Document excerpt:
☆ ☆ ☆ ☆ ☆ ☆ ☆

The US Cash for Clunkers program (CARS) ended Tuesday night with 690,114 dealer transaction submitted worth $2,877.9 million. Eighty-four percent of consumers traded in trucks and 59% purchased passenger cars. The average fuel economy of the vehicles traded in was 15.8 mpg and the average fuel economy of vehicles purchased is 24.9 mpg: a 58% improvement. Cars purchased under the program are, on average, 19% above the average fuel economy of all new cars currently available.

With the end of transactions under the program, the Department of Transportation is augmenting a team that already includes more than 2,000 people processing dealer applications for rebates.

Toyota reaped the largest percentage of sales under the CARS program (19.4%), followed by GM (17.6%) and Ford (14.4%). Honda came in fourth at 13.0%. The top 10 vehicles purchased under the program were:

  1. Toyota Corolla
  2. Honda Civic
  3. Toyota Camry
  4. Ford Focus FWD
  5. Hyundai Elantra
  6. Nissan Versa
  7. Toyota Prius
  8. Honda Accord
  9. Honda Fit
  10. Ford Escape FWD

The top 10 trade in vehicles were:

  1. Ford Explorer 4WD
  2. Ford F150 Pickup 2WD
  3. Jeep Grand Cherokee 4WD
  4. Ford Explorer 2WD
  5. Dodge Caravan/Grand Caravan 2WD
  6. Jeep Cherokee 4WD
  7. Chevrolet Blazer 4WD
  8. Chevrolet C1500 Pickup 2WD
  9. Ford F150 Pickup 4WD
  10. Ford Windstar FWD Van
C4c2
Voucher amount requested by state. Click to enlarge.

Passenger cars represented 58.6% of vehicles purchased under the CARS program (404,046 units).

California had the largest voucher dollar amount requested: $326,822,000, or 11.3% of the total—followed by Texas ($183,776,500, 6.4%) and New York ($156,292,000, 5.4%).

Comments

Ben B.

Assuming the average vehicle drives 12k miles/year, at current crude prices, CfC keeps about $3.25B in the economy per year. (690k cars * 12k miles/year * 9.1mpg * 19.5 gallons gas/barrel crude * $70 barrel). Obviously, many of these clunkers would have been traded in anyway. But, as far as government programs go, it could have been a lot worse.

☆ ☆ ☆ ☆ ☆ ☆ ☆

Provided entries:
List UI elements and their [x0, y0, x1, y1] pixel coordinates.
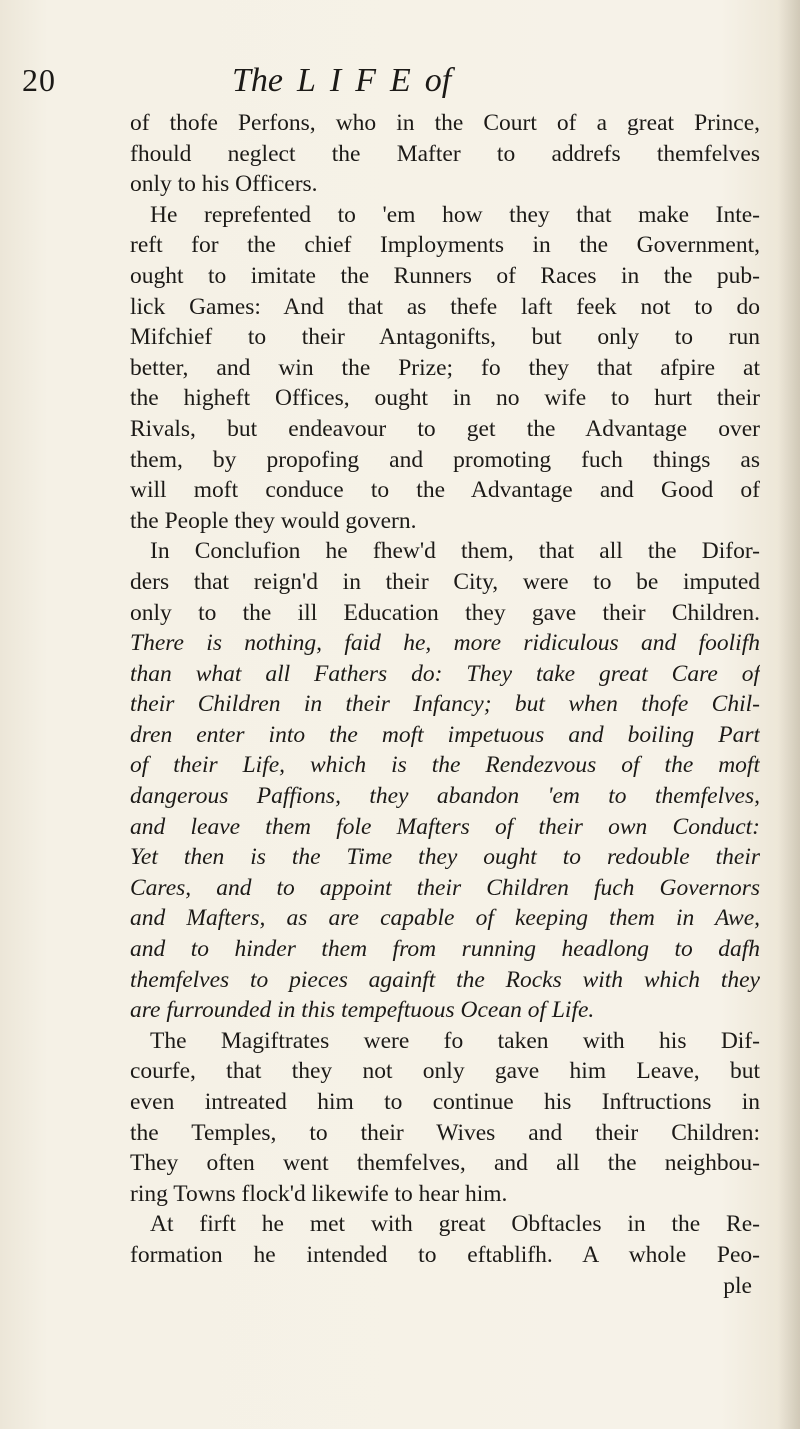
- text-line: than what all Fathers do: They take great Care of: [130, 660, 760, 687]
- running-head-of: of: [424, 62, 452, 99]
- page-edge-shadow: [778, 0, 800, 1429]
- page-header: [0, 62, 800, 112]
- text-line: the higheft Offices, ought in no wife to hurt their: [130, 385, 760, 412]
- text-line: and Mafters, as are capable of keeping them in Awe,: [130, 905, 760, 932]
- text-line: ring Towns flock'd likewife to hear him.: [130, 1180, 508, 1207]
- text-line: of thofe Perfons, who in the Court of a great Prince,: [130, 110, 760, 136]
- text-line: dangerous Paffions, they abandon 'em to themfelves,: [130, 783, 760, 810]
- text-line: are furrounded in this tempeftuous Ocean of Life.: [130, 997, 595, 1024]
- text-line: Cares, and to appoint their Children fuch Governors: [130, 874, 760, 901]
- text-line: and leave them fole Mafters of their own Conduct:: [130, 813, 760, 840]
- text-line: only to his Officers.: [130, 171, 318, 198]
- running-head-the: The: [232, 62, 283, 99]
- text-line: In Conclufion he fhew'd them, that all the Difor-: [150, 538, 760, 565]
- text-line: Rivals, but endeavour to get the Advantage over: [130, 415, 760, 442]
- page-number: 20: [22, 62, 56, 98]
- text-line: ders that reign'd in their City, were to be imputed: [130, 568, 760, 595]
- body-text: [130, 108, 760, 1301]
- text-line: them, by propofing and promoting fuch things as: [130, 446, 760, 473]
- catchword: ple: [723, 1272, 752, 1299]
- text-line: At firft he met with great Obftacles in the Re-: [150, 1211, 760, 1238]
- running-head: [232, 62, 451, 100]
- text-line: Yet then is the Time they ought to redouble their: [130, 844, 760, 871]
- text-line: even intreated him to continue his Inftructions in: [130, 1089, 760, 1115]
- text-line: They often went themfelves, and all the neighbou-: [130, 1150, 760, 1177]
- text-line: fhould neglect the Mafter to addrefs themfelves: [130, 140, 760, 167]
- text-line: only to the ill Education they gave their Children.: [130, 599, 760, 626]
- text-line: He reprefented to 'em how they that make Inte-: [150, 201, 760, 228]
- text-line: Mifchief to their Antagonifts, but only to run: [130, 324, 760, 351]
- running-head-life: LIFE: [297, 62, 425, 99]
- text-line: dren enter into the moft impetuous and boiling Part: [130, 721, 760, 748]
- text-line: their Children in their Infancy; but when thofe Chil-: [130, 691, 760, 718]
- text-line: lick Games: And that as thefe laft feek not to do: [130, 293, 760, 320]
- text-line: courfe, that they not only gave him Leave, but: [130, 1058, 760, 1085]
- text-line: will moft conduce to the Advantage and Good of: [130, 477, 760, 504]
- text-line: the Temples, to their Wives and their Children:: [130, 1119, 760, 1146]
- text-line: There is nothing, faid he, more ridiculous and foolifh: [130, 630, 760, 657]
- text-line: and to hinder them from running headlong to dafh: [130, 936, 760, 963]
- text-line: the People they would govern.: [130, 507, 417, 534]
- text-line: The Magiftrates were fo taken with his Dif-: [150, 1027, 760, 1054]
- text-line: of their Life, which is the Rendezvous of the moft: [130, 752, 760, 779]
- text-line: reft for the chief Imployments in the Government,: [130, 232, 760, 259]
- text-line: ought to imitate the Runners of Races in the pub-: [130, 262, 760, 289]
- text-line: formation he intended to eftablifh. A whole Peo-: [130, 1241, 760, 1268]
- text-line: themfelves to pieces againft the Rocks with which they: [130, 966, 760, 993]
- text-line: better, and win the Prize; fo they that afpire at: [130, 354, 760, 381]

☆ ☆ ☆ ☆ ☆ ☆ ☆

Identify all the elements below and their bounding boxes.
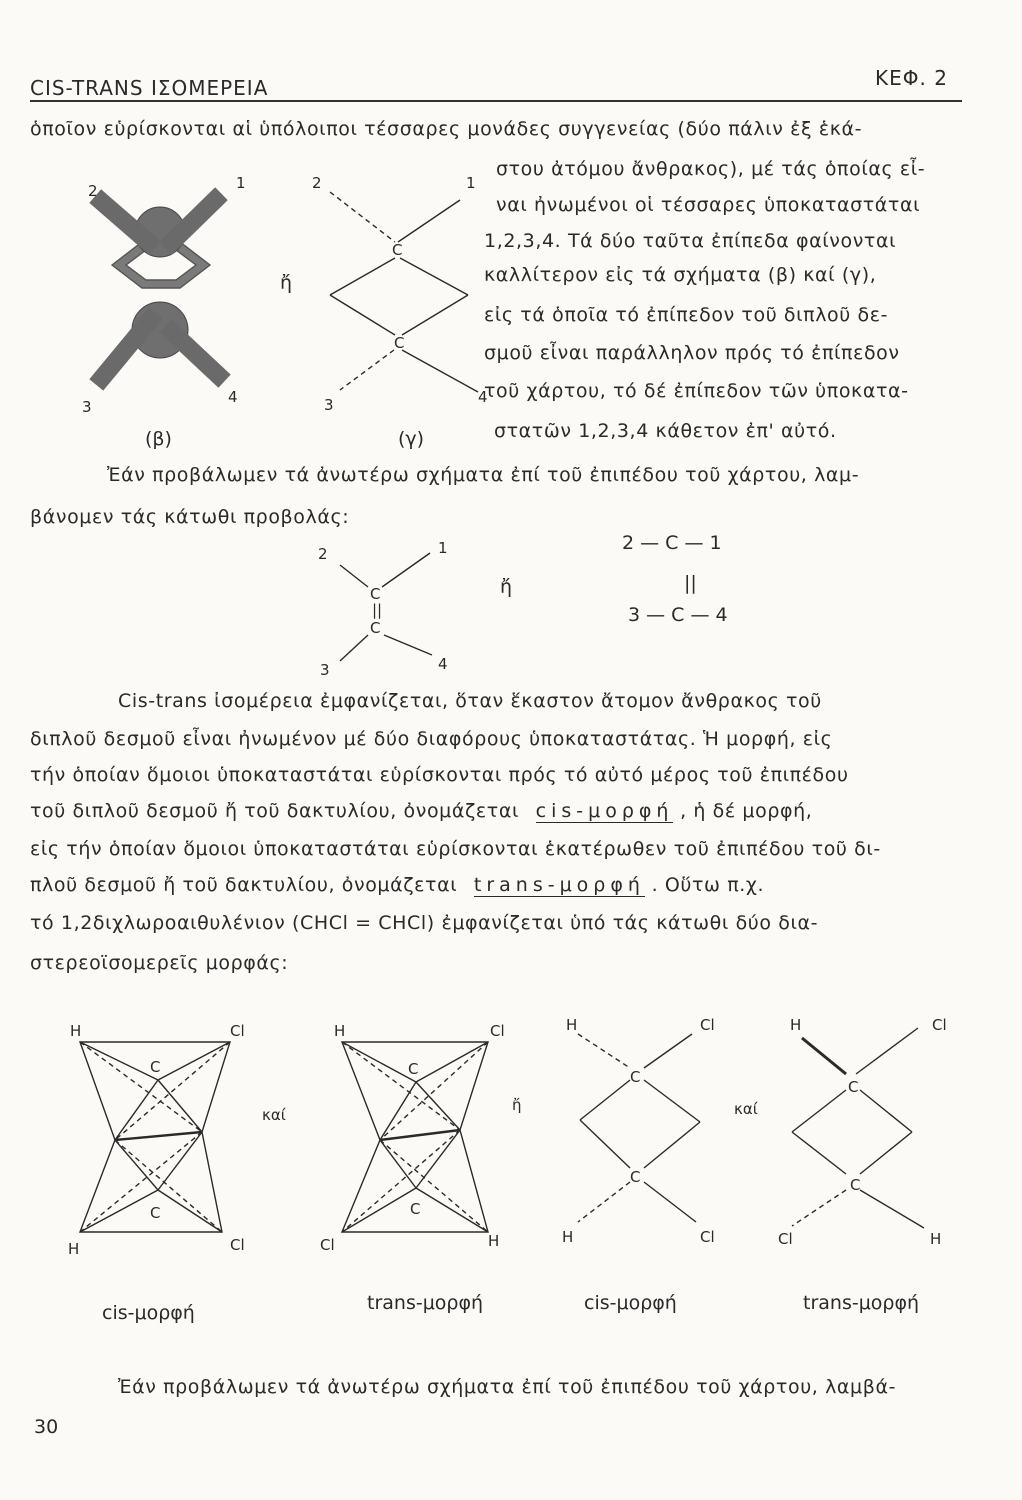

☆ ☆ ☆ ☆ ☆ ☆ ☆

Request 1: From the records, return the stretch from the line containing "List UI elements" through the line containing "- text-line: of thofe", both ends included, copying each line verbatim. Omit the picture from your answer.
Request 2: Write the next part of the text about the Cash for Clunkers program, continuing after its final sentence.

Exercise response 1:
List UI elements and their [x0, y0, x1, y1] pixel coordinates.
- text-line: than what all Fathers do: They take great Care of: [130, 660, 760, 687]
- running-head-of: of: [424, 62, 452, 99]
- page-edge-shadow: [778, 0, 800, 1429]
- page-header: [0, 62, 800, 112]
- text-line: the higheft Offices, ought in no wife to hurt their: [130, 385, 760, 412]
- text-line: and Mafters, as are capable of keeping them in Awe,: [130, 905, 760, 932]
- text-line: ring Towns flock'd likewife to hear him.: [130, 1180, 508, 1207]
- text-line: of thofe Perfons, who in the Court of a great Prince,: [130, 110, 760, 136]

Exercise response 2:
drivin98

Using that same 12,000 mile figure, I calculated that's about 191,548,042 gallons of gasoline not being burned this year. I don't know how many barrels of gas you get out of a barrel of crude.

Ben B.

In the calc I show above, there was a mistake (in how I showed it, not how I performed it). The actual calculation is:

690k cars *
12k miles/year/car =
------------------
8.28B miles/year

8.28B miles/year ÷
9.1 miles/gallon =
------------------
910MM gallons gasoline/year

How did you get to 191MM gallons?

And the conversion factor between crude and gasoline is 19.5 gallons/barrel (you get other products like kerosene in the refining process).

HarveyD

Has anyone noticed that 10 out of 10 of the clunkers sent to the junk yards were Big-3 units but that 8 out of 10 the replacement units not from the Big-3?

Is that a clear message from most buyers?

jriskin.myopenid.com

Ummm, someone needs to go back and double check those numbers, because GM was #2 in overall revenue but doesn't even show up in the Top 10? I have a feeling there is some greenwashing going on here. I would like to see the multiple model variants 2WD/4WD/V6/V8 etc combined.

According to numbers I've seen around 294k trucks and 60k cars were traded in for 147k trucks and 208k cars. While that's great, it doesn't show in any of those top 10's that 147k trucks were sold.

Actual Top 5 according to wikipedia...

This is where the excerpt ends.